--- Start of EXTRACTED ENTRIES ---

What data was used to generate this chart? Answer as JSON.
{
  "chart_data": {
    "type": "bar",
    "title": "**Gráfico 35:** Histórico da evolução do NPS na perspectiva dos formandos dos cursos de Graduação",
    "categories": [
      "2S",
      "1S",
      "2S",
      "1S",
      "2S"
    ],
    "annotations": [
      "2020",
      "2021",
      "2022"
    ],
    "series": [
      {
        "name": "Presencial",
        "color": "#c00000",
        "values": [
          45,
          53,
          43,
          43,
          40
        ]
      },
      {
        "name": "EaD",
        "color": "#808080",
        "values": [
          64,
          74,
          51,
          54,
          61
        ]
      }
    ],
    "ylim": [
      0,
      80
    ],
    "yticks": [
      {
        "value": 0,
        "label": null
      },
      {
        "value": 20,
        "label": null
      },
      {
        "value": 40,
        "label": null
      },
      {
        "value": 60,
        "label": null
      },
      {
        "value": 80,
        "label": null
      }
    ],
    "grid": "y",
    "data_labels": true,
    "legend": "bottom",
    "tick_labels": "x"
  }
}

--- End of EXTRACTED ENTRIES ---
--- Start of EXTRACTED ENTRIES ---

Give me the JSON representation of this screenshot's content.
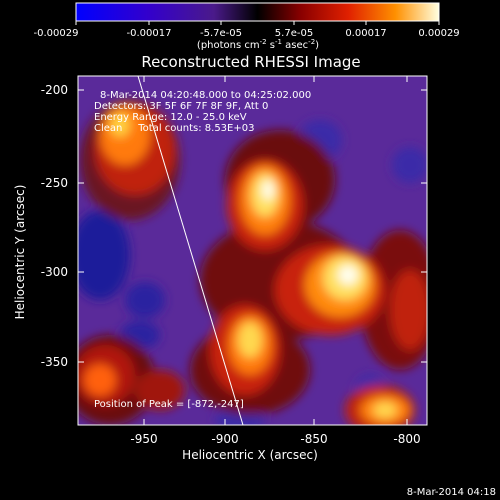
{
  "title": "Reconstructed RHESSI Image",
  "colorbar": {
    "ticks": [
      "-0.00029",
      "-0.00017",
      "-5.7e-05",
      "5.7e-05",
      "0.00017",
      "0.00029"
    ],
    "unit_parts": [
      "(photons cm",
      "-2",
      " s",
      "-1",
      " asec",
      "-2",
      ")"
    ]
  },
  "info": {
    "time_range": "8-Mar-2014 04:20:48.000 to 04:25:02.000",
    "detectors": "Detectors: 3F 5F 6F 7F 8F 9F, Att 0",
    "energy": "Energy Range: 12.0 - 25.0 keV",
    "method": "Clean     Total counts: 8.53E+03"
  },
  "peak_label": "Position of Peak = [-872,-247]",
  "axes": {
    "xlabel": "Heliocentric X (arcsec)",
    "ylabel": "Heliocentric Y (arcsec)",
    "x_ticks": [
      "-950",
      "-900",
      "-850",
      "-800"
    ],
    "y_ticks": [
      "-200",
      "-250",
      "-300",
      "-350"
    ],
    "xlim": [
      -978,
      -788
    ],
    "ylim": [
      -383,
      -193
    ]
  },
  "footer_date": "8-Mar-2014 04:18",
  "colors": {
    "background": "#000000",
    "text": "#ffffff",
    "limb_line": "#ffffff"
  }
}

--- End of EXTRACTED ENTRIES ---

TASK DETAILS: From the entries, report each line that includes the word "arcsec".

WRITTEN REPLY:
    "xlabel": "Heliocentric X (arcsec)",
    "ylabel": "Heliocentric Y (arcsec)",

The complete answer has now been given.